To be done:
1/ In the passage on US–China payments imbalances, which two conditions are named as pointers to serious future challenges?
2/ Why does the passage on US–China payments imbalances say the two countries must collaborate despite their differing political systems? Answer in one to three sentences.
3/ Write the next part of the passage on US–China payments imbalances, starting after its final sentence.

**** Page text ****

A US – China G-2 platform may not be sufficient for the resolution of the persistent and urgent global challenge of excessive payments imbalances even though imbalances between these two nations make up the biggest proportion of the global imbalances. The total elimination of other equally important countries like Japan, Germany and blocks like the European Union and probably Africa could obscure the effort. Domestic political orientations of both countries such as the authoritarian political regime of China and the vibrant democracy of the US and their effects on microeconomic choices cannot be easily discounted. However, issues such as the looming demographic challenges make it imperative for these two countries to collaborate. The aging population of the US and the ‘one child policy of China’ are all pointers to serious future challenges which they must begin to address today, by considering alternative policy choices.

The actions and inaction of the two countries over the years have also frustrated and delegitimized the efforts and surveillance mechanisms of the IMF and the G-20 grouping and time has come for them both to collaborate and behave in the general good of the global economy.

Addressing the challenge of global imbalances must begin by identifying the origins of the problem, which could be found in the diverse political orientations of nations and their influences on domestic microeconomic policy choices and the effects of international economic and political muscle of different countries and their eventual delegimization of the IMF and its multilateral surveillance processes.

Internal political influences cannot be wished away, but progress requires close and effective economic coordination among countries and regions probably through the IMF and the G-20. Cooper (2010) rightly posits that the concern for bridging the global trade imbalances so as to deal with the collapse of the financial system must place emphasis on restricting the international flow of capital and find means to control the level of globalizing the world economy since the freedom of continuous capital movements combined with other demographic dynamisms entail a pill-up of international assets and liabilities of countries.

**** Information given ****

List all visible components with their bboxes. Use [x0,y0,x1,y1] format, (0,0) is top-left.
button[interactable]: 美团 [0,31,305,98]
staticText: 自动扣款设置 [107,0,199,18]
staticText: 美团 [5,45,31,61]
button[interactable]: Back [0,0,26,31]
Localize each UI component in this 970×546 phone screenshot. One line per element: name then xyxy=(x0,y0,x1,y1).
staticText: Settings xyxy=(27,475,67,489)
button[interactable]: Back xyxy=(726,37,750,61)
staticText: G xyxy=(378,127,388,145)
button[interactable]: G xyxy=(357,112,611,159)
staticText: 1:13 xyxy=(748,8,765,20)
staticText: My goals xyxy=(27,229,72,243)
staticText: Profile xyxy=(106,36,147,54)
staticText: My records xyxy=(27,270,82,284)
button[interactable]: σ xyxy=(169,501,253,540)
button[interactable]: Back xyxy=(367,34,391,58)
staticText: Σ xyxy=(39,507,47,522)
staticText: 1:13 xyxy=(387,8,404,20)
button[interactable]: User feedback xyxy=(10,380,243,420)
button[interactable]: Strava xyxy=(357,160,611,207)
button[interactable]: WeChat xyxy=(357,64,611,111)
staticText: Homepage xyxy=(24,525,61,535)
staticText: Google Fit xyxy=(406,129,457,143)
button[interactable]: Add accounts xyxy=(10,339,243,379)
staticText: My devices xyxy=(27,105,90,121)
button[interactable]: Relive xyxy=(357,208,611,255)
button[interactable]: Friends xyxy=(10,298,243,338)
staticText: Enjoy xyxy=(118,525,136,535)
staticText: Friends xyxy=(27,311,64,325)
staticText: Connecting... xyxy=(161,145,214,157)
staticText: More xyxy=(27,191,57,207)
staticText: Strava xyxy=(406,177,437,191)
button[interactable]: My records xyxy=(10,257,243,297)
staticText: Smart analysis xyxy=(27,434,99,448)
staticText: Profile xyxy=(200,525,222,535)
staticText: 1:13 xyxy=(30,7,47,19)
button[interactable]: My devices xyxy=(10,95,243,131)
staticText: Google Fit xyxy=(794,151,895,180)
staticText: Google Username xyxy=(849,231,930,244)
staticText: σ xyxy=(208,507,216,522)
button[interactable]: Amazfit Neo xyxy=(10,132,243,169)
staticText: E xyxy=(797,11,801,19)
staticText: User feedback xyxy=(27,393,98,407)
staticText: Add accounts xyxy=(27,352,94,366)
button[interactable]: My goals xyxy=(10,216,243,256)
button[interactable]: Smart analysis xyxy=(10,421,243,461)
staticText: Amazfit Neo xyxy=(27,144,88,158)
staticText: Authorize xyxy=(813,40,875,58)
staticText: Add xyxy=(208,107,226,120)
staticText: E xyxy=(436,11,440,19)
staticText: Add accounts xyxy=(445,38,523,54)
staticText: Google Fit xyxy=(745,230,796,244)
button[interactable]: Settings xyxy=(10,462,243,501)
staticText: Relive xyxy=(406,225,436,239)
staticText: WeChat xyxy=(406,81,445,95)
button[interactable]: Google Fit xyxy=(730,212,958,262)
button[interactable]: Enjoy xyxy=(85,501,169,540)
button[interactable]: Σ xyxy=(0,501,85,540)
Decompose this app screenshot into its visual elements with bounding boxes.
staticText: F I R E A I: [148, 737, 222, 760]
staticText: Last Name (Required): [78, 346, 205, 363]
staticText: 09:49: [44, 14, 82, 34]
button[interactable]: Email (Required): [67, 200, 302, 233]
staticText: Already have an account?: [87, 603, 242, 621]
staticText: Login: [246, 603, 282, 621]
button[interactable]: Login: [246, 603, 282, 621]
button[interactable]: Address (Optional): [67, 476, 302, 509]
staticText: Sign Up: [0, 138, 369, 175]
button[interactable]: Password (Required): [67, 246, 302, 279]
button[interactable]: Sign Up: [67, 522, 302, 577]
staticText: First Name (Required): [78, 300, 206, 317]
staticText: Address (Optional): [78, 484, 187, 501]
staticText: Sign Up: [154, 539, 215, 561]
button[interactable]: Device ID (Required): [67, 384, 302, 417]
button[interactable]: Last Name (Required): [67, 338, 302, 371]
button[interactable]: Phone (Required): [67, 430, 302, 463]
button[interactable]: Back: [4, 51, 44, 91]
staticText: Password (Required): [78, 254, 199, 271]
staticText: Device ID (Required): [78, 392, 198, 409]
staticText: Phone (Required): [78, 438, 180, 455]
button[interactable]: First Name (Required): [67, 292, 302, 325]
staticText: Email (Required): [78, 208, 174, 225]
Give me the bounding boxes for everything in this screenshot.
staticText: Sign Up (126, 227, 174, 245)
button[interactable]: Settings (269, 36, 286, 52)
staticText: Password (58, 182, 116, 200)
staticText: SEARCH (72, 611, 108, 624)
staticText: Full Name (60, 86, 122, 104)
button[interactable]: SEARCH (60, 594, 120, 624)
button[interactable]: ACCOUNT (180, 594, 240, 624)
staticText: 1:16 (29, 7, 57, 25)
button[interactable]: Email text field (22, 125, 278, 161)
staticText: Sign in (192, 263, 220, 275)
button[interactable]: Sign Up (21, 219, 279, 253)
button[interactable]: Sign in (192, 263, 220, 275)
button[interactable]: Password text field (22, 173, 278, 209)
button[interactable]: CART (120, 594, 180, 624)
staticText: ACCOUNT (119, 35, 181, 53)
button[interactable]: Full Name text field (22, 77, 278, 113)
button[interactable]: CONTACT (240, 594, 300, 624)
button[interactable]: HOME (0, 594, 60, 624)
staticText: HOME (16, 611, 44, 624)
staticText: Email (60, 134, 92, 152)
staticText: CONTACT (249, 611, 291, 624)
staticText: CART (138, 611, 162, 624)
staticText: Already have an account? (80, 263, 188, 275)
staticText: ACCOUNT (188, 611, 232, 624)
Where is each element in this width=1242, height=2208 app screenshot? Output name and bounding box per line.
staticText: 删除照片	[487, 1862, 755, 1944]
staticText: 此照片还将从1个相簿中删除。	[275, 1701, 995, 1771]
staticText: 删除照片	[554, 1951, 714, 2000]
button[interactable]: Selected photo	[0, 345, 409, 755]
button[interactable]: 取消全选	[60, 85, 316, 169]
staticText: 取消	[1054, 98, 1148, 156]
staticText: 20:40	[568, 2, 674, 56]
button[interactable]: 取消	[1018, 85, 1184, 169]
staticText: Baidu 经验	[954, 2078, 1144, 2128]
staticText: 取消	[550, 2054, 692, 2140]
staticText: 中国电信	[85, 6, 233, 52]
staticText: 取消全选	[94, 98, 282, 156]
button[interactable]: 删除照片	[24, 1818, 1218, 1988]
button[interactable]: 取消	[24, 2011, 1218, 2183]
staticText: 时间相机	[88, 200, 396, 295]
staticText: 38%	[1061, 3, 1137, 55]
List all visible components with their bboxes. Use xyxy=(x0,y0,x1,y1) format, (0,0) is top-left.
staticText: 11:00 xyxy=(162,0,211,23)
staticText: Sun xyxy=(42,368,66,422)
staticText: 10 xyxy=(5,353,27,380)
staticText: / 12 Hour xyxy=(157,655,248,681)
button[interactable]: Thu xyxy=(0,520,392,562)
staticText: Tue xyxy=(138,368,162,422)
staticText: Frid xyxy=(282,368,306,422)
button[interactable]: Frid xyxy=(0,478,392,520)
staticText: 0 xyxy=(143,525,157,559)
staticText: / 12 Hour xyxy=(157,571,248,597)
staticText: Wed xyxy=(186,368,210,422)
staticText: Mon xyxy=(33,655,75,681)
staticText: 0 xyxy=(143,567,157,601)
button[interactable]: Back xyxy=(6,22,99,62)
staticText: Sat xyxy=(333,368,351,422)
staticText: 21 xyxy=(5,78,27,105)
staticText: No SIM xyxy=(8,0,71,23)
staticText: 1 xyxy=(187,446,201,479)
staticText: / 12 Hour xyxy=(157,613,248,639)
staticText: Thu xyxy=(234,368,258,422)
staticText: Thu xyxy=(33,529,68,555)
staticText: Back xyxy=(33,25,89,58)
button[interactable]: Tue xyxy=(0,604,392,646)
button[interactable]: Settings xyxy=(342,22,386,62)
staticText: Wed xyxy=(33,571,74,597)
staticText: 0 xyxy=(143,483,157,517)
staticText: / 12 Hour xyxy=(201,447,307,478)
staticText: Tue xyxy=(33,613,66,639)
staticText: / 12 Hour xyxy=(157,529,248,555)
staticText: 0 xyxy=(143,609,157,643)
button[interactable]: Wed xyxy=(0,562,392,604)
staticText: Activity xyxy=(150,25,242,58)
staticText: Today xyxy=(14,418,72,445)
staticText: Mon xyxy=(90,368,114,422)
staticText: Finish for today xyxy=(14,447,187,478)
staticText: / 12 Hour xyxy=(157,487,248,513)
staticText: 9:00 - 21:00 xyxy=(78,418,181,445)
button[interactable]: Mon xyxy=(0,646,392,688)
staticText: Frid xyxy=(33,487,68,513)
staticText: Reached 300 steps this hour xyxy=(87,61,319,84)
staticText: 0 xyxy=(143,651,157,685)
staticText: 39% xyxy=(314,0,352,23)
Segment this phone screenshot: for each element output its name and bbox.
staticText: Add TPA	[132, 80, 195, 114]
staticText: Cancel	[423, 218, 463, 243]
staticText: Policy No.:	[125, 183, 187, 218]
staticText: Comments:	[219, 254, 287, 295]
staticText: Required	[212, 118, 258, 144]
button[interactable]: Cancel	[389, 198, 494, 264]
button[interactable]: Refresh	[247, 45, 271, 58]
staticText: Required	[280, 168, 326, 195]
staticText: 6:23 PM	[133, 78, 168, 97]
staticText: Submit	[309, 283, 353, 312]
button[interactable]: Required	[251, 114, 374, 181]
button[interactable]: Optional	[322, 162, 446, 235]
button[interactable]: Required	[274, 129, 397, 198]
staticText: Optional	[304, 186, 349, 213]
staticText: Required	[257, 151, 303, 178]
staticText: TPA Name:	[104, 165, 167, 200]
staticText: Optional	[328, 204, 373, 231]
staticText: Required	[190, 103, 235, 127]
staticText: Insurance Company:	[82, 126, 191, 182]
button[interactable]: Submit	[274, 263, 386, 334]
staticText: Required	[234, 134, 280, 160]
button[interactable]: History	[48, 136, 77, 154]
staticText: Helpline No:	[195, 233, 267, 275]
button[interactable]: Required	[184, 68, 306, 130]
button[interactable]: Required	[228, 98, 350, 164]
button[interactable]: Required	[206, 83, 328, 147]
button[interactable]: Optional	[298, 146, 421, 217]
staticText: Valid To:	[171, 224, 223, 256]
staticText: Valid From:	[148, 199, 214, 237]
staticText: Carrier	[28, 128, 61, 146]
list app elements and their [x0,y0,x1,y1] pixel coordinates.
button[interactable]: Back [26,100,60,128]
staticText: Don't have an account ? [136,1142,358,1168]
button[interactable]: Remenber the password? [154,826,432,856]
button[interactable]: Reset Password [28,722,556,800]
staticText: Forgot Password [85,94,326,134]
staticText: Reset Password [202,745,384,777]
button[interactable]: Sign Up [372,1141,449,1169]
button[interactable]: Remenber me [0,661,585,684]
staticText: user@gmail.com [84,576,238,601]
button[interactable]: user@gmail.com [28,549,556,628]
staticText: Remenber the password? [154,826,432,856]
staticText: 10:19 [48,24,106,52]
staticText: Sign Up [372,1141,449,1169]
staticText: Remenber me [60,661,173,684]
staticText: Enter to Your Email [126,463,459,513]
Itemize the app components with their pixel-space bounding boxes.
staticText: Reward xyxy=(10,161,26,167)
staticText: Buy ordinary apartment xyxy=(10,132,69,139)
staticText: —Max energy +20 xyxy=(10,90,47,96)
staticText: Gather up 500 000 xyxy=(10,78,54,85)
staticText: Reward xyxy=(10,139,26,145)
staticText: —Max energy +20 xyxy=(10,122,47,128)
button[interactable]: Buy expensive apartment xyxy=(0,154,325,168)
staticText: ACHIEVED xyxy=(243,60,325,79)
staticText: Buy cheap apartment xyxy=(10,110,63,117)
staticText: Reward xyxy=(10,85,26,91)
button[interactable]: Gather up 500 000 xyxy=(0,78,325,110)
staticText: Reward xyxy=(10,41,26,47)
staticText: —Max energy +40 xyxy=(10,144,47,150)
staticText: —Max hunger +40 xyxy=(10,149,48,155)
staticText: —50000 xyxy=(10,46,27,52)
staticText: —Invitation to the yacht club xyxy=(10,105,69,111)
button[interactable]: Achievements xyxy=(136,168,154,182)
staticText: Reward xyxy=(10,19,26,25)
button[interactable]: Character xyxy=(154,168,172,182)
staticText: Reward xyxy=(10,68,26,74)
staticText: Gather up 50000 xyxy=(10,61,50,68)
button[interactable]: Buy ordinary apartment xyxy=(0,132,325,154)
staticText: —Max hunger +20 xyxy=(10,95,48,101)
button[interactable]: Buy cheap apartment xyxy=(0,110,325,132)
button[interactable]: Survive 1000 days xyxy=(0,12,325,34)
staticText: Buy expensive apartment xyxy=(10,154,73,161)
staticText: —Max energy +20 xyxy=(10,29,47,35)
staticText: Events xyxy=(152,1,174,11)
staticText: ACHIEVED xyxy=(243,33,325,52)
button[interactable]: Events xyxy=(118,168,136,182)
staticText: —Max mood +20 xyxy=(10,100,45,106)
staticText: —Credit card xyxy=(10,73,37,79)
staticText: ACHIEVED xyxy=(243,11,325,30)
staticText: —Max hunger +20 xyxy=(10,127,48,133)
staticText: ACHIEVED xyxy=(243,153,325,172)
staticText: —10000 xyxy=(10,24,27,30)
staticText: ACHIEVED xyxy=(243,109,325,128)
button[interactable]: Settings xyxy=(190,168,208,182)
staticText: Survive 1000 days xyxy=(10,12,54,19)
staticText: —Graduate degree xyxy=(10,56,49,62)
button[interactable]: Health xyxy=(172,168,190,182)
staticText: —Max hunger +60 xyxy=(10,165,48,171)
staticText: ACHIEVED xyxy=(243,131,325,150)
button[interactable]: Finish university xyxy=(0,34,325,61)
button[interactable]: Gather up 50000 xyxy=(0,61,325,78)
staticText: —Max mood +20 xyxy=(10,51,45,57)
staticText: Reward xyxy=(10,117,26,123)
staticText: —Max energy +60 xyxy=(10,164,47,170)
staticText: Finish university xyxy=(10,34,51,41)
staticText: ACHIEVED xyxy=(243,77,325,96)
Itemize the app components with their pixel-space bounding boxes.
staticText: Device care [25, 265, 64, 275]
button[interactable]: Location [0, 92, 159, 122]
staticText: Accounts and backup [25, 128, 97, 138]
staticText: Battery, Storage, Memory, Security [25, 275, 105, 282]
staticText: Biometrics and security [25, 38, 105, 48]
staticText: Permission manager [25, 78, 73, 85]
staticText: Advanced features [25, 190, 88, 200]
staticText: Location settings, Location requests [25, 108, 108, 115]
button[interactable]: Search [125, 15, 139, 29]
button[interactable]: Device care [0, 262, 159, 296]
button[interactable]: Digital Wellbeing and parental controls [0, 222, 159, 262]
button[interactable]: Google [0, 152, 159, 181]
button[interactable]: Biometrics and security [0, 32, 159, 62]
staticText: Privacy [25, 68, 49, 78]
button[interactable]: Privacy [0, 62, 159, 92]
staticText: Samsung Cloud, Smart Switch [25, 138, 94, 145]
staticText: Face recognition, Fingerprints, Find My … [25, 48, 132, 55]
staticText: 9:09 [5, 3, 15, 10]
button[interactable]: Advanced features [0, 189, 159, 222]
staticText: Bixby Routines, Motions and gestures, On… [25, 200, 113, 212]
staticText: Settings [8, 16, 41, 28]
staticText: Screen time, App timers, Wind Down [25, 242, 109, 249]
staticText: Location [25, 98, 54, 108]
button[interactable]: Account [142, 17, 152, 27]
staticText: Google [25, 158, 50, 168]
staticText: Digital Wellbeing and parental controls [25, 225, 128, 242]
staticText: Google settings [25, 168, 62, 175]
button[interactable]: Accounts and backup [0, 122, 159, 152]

****

Responses by task:
1/ The aging population of the US and China's one-child policy.

2/ Looming demographic challenges make collaboration imperative. The aging US population and China's one-child policy point to serious future problems that the two countries must begin addressing now by considering alternative policy choices.

3/
To forestall a future break-up, low-savings countries must reduce their net borrowing from abroad and decrease their ever-increasing trade deficits by finding ways to increase their domestic savings. To maintain levels of economic activity, high-savings countries must also expand domestic demand and allow their trade surpluses to shrink. This requires changes in prices and most obviously in real exchange rates through either nominal exchange rates or domestic price levels.

China’s responses in recent weeks have been much obvious. On July 5, 2012, the central bank of China reduced its benchmark interest rates from 6.31% to 6% and deposit rates from 3.25% to 3% (P, Acquah. 2012). This was a second cut in rates in 2 months. There were no cuts since 2008. The reductions were to halt declining economic growth and bolster domestic demand. “China’s first quarter economic growth of 8.1% p.a in 2012 was the slowest in 3 years. Export growth fell as demand for Chinese exports declined on the US and Europe markets due to the global debt crises” (P, Acquah.2012).

North Korea similarly reduced their cost of borrowing by 25 basis points to 3% p.a on July 12, 2012. They intend to stimulate domestic demand in response to the slowing effect of the European debt crises on exports (BBC. june18,2012).

The challenge of global current account imbalances is and must therefore be of concern to all countries, who must collaborate to resolve it, for the mutual benefit of all, the earlier, the easier the adjustment responsibilities for all.